Stated exercise> Without the images, write out all of the following entries exactly.

Source records>
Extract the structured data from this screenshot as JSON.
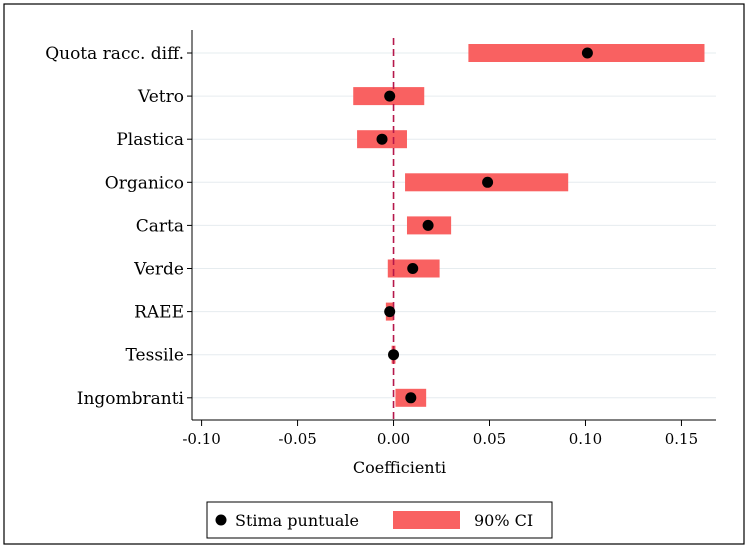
{
  "chart_data": {
    "type": "forest",
    "title": "",
    "xlabel": "Coefficienti",
    "ylabel": "",
    "xlim": [
      -0.105,
      0.168
    ],
    "xticks": [
      -0.1,
      -0.05,
      0,
      0.05,
      0.1,
      0.15
    ],
    "xtick_labels": [
      "-0.10",
      "-0.05",
      "0.00",
      "0.05",
      "0.10",
      "0.15"
    ],
    "reference_line_x": 0,
    "grid": true,
    "legend_position": "bottom",
    "colors": {
      "ci": "#f96161",
      "point": "#000000",
      "reference": "#b5174a",
      "grid": "#e6ecef"
    },
    "categories": [
      "Quota racc. diff.",
      "Vetro",
      "Plastica",
      "Organico",
      "Carta",
      "Verde",
      "RAEE",
      "Tessile",
      "Ingombranti"
    ],
    "estimates": [
      0.101,
      -0.002,
      -0.006,
      0.049,
      0.018,
      0.01,
      -0.002,
      0.0,
      0.009
    ],
    "ci_low": [
      0.039,
      -0.021,
      -0.019,
      0.006,
      0.007,
      -0.003,
      -0.004,
      -0.001,
      0.001
    ],
    "ci_high": [
      0.162,
      0.016,
      0.007,
      0.091,
      0.03,
      0.024,
      0.0,
      0.001,
      0.017
    ],
    "legend": [
      {
        "key": "point",
        "label": "Stima puntuale"
      },
      {
        "key": "ci",
        "label": "90% CI"
      }
    ]
  }
}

Response to this task>
Extract the structured data from this screenshot as JSON.
{
  "chart_data": {
    "type": "forest",
    "title": "",
    "xlabel": "Coefficienti",
    "ylabel": "",
    "xlim": [
      -0.105,
      0.168
    ],
    "xticks": [
      -0.1,
      -0.05,
      0,
      0.05,
      0.1,
      0.15
    ],
    "xtick_labels": [
      "-0.10",
      "-0.05",
      "0.00",
      "0.05",
      "0.10",
      "0.15"
    ],
    "reference_line_x": 0,
    "grid": true,
    "legend_position": "bottom",
    "colors": {
      "ci": "#f96161",
      "point": "#000000",
      "reference": "#b5174a",
      "grid": "#e6ecef"
    },
    "categories": [
      "Quota racc. diff.",
      "Vetro",
      "Plastica",
      "Organico",
      "Carta",
      "Verde",
      "RAEE",
      "Tessile",
      "Ingombranti"
    ],
    "estimates": [
      0.101,
      -0.002,
      -0.006,
      0.049,
      0.018,
      0.01,
      -0.002,
      0.0,
      0.009
    ],
    "ci_low": [
      0.039,
      -0.021,
      -0.019,
      0.006,
      0.007,
      -0.003,
      -0.004,
      -0.001,
      0.001
    ],
    "ci_high": [
      0.162,
      0.016,
      0.007,
      0.091,
      0.03,
      0.024,
      0.0,
      0.001,
      0.017
    ],
    "legend": [
      {
        "key": "point",
        "label": "Stima puntuale"
      },
      {
        "key": "ci",
        "label": "90% CI"
      }
    ]
  }
}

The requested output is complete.